(Stored items)
▼▼▼
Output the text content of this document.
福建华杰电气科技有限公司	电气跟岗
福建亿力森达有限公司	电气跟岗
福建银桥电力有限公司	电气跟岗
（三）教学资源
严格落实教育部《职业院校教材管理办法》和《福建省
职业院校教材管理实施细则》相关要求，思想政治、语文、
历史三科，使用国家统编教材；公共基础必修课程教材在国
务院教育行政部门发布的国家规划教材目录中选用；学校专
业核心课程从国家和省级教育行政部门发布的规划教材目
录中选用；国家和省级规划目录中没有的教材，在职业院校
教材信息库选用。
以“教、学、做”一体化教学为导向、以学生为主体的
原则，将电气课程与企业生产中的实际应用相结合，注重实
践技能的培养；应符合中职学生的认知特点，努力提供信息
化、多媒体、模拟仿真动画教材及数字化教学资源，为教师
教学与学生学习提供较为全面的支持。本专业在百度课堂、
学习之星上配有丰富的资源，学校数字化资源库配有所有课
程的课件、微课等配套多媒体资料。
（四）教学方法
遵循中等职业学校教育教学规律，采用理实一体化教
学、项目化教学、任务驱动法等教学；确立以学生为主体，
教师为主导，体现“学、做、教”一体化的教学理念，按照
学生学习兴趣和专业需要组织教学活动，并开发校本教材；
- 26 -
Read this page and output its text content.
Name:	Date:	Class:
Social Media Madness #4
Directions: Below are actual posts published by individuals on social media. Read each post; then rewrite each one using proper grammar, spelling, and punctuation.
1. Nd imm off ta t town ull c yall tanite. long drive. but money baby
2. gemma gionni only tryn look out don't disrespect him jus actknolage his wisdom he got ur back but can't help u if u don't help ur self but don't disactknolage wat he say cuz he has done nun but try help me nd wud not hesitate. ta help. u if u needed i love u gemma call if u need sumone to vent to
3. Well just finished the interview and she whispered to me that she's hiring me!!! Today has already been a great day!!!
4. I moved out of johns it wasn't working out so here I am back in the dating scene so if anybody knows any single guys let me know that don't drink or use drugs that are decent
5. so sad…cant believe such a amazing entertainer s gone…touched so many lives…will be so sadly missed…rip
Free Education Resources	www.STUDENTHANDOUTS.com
▲▲▲
The exercise:
Give again the lines from the line holding "Read this page and output its text content." through the close of the listing, both included, exactly as written and with nothing else.

Task answer:
Read this page and output its text content.
Name:	Date:	Class:
Social Media Madness #4
Directions: Below are actual posts published by individuals on social media. Read each post; then rewrite each one using proper grammar, spelling, and punctuation.
1. Nd imm off ta t town ull c yall tanite. long drive. but money baby
2. gemma gionni only tryn look out don't disrespect him jus actknolage his wisdom he got ur back but can't help u if u don't help ur self but don't disactknolage wat he say cuz he has done nun but try help me nd wud not hesitate. ta help. u if u needed i love u gemma call if u need sumone to vent to
3. Well just finished the interview and she whispered to me that she's hiring me!!! Today has already been a great day!!!
4. I moved out of johns it wasn't working out so here I am back in the dating scene so if anybody knows any single guys let me know that don't drink or use drugs that are decent
5. so sad…cant believe such a amazing entertainer s gone…touched so many lives…will be so sadly missed…rip
Free Education Resources	www.STUDENTHANDOUTS.com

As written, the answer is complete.